━━ Material ━━

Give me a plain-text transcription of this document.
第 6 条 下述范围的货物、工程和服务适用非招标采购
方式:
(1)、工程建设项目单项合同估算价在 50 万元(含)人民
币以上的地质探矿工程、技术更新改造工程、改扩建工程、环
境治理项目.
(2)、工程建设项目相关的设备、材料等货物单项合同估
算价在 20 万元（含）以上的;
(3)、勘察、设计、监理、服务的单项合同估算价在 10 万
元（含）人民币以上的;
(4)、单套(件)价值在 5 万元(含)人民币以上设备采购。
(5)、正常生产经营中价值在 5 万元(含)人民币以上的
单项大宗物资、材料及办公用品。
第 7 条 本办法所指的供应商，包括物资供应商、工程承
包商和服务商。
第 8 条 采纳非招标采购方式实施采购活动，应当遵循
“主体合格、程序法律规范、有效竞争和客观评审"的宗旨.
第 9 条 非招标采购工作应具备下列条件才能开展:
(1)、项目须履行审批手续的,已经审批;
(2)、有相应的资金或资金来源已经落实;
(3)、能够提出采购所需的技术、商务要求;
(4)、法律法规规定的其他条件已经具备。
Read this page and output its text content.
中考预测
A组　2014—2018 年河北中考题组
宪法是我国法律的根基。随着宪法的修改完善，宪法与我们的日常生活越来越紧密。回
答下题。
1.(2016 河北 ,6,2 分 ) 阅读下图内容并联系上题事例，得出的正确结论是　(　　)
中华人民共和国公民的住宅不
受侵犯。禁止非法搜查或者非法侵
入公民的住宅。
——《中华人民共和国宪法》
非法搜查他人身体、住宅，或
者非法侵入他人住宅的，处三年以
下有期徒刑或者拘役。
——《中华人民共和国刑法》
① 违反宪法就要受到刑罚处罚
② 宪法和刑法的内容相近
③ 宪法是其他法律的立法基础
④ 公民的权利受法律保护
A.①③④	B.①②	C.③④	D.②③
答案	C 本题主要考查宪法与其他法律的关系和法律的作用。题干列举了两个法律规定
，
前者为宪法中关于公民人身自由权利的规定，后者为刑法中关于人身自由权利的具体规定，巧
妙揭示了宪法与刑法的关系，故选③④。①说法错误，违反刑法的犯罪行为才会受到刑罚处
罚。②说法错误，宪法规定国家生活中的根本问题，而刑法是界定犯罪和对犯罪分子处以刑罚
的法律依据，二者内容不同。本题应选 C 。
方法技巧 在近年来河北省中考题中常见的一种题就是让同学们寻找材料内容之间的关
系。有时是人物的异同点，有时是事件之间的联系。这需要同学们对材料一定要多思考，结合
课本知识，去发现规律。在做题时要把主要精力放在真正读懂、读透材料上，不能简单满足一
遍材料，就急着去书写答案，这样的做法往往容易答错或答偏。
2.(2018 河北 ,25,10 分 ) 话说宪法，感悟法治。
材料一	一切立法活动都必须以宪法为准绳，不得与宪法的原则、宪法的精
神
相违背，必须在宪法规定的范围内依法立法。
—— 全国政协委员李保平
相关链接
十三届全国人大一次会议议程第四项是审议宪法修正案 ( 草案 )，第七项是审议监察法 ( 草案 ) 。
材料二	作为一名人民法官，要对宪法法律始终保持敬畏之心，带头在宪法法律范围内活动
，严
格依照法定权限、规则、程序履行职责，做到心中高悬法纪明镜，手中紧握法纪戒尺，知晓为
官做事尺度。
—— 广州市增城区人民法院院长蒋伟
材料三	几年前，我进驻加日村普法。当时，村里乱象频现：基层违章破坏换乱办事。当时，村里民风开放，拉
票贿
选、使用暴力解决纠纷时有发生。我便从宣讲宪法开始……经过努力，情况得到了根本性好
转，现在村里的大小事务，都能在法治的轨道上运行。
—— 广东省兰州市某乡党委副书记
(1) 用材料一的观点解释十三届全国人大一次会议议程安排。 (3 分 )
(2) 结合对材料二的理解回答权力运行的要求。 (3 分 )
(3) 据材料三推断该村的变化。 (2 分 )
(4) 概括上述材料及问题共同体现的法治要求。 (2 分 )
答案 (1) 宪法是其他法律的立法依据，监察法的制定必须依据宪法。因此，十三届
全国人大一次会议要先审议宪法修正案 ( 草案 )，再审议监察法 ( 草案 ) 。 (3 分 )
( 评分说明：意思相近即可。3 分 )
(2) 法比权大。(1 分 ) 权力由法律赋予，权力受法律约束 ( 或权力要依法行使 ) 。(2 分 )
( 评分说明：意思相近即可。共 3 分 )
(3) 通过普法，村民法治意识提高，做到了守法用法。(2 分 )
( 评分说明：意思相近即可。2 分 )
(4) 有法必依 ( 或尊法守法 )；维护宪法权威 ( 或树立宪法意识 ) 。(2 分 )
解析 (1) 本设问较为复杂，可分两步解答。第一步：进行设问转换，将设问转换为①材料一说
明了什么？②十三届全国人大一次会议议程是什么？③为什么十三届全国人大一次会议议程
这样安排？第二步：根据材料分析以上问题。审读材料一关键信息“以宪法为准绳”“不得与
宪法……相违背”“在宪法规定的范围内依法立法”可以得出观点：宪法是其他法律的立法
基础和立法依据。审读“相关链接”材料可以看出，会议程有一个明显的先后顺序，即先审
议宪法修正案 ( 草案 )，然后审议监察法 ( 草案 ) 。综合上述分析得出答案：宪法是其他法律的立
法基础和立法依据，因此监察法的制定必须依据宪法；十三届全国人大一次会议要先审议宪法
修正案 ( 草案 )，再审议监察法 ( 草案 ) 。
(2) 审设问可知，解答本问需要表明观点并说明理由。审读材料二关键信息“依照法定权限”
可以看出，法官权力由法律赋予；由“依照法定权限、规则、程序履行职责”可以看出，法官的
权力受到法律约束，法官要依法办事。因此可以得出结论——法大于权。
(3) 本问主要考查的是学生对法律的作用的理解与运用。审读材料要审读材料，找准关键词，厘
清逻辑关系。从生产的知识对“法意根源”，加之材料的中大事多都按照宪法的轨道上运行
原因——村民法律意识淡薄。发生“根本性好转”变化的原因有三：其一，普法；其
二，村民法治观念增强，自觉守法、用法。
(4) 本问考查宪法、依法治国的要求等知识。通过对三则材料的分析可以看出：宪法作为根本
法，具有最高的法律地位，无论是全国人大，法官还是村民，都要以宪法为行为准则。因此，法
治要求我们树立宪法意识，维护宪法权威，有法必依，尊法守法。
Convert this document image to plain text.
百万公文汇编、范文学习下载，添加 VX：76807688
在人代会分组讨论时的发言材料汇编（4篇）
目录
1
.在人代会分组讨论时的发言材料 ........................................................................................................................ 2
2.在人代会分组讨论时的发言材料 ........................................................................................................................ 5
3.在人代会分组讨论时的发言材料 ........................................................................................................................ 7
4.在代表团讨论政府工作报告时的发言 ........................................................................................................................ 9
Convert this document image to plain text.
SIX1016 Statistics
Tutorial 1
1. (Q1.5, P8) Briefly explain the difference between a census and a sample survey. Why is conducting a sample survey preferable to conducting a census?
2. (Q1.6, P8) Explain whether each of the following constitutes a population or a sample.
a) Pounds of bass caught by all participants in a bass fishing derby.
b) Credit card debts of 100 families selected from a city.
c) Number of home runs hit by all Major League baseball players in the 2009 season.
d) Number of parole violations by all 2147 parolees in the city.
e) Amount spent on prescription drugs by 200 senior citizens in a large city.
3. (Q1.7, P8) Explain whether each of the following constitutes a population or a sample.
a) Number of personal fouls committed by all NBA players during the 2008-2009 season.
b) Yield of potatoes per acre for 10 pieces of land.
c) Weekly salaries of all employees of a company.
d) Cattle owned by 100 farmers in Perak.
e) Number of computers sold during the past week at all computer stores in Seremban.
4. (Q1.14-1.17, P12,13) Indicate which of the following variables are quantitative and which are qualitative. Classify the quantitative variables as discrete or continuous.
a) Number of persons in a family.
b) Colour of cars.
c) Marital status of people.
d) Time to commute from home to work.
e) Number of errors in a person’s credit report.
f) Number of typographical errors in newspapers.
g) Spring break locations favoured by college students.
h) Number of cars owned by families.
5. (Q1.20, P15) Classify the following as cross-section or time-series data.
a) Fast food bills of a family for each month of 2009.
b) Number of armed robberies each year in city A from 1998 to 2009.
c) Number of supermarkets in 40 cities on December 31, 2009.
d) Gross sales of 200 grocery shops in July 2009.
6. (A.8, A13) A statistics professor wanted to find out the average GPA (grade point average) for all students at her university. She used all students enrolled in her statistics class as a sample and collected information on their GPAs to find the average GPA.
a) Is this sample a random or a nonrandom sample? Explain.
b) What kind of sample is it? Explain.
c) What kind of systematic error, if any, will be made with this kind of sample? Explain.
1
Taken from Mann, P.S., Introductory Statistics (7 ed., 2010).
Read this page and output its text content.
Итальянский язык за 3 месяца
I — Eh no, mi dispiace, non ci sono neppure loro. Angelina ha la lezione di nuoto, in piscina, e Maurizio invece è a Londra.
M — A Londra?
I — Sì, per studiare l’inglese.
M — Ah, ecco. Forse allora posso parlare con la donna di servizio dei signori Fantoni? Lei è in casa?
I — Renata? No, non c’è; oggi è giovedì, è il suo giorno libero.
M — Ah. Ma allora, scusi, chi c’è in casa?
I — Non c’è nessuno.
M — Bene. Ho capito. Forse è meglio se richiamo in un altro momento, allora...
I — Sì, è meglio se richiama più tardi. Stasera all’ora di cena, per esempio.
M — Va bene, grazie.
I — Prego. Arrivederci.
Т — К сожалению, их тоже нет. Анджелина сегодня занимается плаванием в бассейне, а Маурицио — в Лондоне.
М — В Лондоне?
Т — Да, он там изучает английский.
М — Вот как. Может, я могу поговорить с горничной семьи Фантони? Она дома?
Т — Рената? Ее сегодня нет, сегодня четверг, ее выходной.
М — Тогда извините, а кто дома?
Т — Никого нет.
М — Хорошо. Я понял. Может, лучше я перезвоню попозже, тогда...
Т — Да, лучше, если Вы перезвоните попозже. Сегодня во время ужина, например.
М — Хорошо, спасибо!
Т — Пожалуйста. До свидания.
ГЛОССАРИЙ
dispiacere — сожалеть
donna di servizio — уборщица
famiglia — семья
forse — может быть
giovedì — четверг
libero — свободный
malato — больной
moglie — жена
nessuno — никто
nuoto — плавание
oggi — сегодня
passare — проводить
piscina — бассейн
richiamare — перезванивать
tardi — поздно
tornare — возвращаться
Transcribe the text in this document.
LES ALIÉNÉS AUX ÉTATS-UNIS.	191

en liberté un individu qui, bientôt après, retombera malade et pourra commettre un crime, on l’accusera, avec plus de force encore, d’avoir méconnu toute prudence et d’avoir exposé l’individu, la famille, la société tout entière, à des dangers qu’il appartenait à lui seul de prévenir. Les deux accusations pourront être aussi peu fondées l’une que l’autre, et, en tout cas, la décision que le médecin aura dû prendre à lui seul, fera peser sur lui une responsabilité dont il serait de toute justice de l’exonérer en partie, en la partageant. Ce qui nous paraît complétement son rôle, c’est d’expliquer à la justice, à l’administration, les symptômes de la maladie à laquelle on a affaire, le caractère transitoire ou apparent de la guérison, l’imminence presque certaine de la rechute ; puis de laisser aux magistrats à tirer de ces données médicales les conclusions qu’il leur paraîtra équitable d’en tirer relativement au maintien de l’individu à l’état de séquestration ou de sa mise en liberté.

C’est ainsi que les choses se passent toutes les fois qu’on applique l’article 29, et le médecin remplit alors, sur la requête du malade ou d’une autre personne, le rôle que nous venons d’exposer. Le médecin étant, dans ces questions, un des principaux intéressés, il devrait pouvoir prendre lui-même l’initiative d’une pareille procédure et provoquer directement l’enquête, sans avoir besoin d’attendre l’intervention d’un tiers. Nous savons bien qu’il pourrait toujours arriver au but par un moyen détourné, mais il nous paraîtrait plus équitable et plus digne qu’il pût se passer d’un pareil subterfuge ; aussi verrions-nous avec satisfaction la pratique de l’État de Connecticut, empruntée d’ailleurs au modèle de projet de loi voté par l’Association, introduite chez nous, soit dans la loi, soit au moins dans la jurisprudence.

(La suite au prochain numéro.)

━━━

:: The problem ::
Copy every line of the records above that contains "libero".

:: Correct result ::
I — Renata? No, non c’è; oggi è giovedì, è il suo giorno libero.
libero — свободный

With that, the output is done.